# PROBLEM
Copy the records verbatim from their first line through the line containing "- poll-row[interactable]: 48%", including that line.

[Data items]
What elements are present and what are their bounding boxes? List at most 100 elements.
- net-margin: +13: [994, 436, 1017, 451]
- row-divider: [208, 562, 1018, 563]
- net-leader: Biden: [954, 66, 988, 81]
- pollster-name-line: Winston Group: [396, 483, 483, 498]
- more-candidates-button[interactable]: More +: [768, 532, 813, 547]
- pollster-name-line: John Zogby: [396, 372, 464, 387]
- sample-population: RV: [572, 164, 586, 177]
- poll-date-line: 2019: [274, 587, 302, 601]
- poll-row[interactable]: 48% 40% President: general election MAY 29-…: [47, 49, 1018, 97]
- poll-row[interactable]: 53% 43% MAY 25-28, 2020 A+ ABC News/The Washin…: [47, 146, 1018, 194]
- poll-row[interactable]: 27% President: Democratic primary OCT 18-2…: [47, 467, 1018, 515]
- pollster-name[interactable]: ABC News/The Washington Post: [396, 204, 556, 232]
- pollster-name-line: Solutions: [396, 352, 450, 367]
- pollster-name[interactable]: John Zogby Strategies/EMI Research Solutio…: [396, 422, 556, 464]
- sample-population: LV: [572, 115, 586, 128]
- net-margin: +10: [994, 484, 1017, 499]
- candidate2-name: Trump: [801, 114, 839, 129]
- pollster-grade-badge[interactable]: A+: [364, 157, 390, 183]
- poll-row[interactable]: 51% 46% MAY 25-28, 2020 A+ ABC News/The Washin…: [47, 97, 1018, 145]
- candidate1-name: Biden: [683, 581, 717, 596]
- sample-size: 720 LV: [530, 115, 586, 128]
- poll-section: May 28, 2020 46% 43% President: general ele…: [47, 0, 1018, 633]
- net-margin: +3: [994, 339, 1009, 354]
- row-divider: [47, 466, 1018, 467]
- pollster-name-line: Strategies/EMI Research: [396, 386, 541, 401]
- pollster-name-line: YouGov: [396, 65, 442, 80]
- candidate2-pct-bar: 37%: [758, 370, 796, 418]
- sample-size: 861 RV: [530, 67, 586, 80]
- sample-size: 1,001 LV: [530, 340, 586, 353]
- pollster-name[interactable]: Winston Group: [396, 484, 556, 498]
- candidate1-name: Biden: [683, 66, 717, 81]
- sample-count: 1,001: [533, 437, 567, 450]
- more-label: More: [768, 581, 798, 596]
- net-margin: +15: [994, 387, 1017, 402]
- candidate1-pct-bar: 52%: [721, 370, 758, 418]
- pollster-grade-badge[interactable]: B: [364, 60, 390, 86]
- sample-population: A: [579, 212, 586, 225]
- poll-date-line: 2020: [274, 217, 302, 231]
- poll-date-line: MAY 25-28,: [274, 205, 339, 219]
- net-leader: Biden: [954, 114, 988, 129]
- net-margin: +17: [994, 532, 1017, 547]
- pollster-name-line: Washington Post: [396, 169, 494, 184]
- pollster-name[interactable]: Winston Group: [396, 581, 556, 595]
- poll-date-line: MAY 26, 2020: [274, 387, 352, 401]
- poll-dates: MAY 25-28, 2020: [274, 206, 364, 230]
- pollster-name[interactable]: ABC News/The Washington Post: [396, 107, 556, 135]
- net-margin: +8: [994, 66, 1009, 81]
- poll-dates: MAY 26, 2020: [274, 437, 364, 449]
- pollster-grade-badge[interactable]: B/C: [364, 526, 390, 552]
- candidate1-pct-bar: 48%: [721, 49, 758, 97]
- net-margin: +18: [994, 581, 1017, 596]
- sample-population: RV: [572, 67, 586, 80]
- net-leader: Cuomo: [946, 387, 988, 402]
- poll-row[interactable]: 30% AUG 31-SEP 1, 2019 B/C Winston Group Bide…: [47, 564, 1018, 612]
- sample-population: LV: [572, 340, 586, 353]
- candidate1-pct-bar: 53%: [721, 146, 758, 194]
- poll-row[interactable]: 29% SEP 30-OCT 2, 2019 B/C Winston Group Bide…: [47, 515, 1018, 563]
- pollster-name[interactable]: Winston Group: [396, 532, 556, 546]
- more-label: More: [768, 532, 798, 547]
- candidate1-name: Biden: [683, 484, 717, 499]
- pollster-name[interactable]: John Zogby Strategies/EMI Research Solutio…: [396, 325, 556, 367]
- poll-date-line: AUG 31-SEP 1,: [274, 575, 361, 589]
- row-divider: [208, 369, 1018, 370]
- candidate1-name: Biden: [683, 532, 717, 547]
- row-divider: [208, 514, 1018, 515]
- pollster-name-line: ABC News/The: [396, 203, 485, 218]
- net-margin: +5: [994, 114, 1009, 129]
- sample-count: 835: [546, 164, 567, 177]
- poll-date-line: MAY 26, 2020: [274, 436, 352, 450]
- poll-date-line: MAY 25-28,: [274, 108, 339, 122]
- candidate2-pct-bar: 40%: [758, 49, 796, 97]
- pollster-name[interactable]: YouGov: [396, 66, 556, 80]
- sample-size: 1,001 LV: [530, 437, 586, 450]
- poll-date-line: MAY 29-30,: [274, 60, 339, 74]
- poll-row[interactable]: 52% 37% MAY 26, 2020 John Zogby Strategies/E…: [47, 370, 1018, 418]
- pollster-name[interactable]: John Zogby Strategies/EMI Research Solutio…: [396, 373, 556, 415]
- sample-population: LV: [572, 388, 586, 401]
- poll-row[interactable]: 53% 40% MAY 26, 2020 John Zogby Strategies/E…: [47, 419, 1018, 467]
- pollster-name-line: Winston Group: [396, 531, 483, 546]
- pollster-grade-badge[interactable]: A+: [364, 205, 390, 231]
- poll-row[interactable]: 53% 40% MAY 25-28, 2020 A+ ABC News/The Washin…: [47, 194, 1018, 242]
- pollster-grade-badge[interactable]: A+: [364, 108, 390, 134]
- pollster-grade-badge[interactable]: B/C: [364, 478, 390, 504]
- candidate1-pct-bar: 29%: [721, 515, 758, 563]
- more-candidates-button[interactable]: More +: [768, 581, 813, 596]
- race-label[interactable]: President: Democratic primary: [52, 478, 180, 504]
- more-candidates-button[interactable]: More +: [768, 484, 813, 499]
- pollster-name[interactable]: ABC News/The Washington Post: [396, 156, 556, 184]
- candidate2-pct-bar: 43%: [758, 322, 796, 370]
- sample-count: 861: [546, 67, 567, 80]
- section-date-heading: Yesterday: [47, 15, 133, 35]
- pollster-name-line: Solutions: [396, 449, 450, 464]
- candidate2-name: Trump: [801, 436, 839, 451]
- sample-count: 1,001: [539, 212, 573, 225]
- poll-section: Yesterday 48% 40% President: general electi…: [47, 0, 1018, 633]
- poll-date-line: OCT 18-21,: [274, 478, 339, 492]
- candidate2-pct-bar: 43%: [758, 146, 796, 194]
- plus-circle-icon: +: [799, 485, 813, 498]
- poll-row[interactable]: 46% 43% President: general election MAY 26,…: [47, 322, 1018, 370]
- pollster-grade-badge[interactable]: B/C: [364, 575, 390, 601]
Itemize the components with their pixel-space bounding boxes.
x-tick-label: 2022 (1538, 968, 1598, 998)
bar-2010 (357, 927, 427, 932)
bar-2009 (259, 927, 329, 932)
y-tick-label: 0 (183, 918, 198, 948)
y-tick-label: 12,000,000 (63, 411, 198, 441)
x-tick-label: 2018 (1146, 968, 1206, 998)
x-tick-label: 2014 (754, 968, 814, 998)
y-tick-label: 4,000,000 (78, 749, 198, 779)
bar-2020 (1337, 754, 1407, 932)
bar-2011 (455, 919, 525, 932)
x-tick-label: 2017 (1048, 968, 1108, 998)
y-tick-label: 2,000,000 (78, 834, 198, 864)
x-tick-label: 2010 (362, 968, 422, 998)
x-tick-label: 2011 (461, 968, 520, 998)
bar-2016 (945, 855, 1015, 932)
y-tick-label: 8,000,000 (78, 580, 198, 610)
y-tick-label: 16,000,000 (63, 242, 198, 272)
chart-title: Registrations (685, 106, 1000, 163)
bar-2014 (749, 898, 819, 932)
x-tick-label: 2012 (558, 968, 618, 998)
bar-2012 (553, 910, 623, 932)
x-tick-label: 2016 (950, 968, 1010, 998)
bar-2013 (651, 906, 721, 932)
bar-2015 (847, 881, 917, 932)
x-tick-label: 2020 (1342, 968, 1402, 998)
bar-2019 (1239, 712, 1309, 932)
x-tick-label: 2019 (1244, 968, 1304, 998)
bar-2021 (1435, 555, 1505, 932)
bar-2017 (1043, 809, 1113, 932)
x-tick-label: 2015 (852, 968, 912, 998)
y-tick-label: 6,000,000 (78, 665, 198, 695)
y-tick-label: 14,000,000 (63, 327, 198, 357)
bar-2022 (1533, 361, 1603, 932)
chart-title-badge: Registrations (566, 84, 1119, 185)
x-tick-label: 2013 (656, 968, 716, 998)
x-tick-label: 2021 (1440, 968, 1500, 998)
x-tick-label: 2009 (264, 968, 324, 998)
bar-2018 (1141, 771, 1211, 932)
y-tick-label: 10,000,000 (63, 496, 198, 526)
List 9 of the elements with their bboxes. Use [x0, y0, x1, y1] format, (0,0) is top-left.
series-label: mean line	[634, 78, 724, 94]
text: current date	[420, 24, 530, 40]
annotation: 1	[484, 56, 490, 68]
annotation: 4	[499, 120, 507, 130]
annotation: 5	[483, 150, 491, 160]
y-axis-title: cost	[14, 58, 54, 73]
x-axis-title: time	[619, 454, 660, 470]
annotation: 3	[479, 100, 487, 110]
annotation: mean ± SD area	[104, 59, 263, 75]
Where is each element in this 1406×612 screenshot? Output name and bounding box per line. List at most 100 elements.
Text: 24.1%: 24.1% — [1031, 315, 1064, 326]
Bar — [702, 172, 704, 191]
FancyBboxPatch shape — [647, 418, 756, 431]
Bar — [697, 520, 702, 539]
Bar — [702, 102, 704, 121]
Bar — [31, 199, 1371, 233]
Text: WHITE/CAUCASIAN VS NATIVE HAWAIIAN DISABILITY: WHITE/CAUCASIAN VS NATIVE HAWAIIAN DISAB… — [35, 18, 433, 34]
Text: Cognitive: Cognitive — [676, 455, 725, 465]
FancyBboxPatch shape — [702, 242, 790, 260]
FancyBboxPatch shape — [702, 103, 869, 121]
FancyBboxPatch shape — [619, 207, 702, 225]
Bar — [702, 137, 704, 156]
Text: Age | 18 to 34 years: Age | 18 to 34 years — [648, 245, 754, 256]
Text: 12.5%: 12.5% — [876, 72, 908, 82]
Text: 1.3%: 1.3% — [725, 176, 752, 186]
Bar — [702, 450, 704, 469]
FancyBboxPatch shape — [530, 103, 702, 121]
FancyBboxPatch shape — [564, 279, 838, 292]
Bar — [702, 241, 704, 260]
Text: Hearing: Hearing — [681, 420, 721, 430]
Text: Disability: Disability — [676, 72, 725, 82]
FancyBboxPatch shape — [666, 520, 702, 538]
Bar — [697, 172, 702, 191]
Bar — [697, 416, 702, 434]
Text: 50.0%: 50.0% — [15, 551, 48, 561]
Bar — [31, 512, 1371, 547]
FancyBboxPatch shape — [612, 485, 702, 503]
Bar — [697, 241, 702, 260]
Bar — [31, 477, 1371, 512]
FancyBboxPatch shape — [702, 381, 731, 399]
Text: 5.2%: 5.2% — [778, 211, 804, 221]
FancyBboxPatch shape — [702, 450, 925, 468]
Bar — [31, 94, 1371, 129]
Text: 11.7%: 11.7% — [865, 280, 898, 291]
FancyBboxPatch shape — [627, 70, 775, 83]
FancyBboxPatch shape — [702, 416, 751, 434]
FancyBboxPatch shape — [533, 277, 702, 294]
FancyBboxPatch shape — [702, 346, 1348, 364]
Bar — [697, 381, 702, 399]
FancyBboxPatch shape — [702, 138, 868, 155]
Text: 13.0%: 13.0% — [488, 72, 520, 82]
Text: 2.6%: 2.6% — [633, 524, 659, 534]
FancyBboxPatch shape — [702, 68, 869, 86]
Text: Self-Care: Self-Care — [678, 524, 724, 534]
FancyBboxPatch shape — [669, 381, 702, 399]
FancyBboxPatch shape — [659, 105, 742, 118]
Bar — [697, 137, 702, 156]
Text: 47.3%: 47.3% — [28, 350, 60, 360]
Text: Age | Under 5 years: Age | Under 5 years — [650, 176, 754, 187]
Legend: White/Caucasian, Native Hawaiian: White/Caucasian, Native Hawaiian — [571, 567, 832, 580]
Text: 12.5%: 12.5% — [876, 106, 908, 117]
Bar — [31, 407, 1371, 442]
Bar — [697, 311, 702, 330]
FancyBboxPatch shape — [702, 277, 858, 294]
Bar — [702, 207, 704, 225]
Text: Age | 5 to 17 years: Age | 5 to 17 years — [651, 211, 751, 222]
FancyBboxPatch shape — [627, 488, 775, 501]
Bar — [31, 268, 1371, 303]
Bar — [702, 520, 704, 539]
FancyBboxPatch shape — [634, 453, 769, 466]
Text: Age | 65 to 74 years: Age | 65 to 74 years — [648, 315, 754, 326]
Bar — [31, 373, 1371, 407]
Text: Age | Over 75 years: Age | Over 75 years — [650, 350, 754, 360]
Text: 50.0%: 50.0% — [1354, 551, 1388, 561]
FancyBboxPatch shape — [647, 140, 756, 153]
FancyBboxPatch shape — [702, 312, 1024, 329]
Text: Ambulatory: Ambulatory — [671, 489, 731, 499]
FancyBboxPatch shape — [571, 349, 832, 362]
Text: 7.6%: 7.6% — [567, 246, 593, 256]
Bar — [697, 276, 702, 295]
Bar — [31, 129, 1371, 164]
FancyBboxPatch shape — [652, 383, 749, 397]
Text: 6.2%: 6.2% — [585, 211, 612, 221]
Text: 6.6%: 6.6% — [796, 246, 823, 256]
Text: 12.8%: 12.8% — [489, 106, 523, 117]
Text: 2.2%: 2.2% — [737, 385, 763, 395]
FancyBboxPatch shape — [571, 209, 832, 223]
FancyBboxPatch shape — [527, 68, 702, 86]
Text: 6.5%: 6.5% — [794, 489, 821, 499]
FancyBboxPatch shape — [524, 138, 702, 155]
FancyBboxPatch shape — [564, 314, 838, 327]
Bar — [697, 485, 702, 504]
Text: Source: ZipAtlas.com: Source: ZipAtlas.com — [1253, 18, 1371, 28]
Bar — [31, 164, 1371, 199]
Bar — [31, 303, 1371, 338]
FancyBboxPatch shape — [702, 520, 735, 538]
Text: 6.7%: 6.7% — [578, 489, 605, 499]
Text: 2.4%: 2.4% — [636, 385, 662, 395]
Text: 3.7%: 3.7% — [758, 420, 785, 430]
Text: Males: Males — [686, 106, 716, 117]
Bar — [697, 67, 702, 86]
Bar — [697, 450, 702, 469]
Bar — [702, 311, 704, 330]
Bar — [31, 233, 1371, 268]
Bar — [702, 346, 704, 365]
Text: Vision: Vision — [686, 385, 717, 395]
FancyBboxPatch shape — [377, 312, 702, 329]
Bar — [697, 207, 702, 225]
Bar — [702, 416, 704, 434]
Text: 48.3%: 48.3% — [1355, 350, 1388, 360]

# RESULT
What elements are present and what are their bounding boxes? List at most 100 elements.
- net-margin: +13: [994, 436, 1017, 451]
- row-divider: [208, 562, 1018, 563]
- net-leader: Biden: [954, 66, 988, 81]
- pollster-name-line: Winston Group: [396, 483, 483, 498]
- more-candidates-button[interactable]: More +: [768, 532, 813, 547]
- pollster-name-line: John Zogby: [396, 372, 464, 387]
- sample-population: RV: [572, 164, 586, 177]
- poll-date-line: 2019: [274, 587, 302, 601]
- poll-row[interactable]: 48% 40% President: general election MAY 29-…: [47, 49, 1018, 97]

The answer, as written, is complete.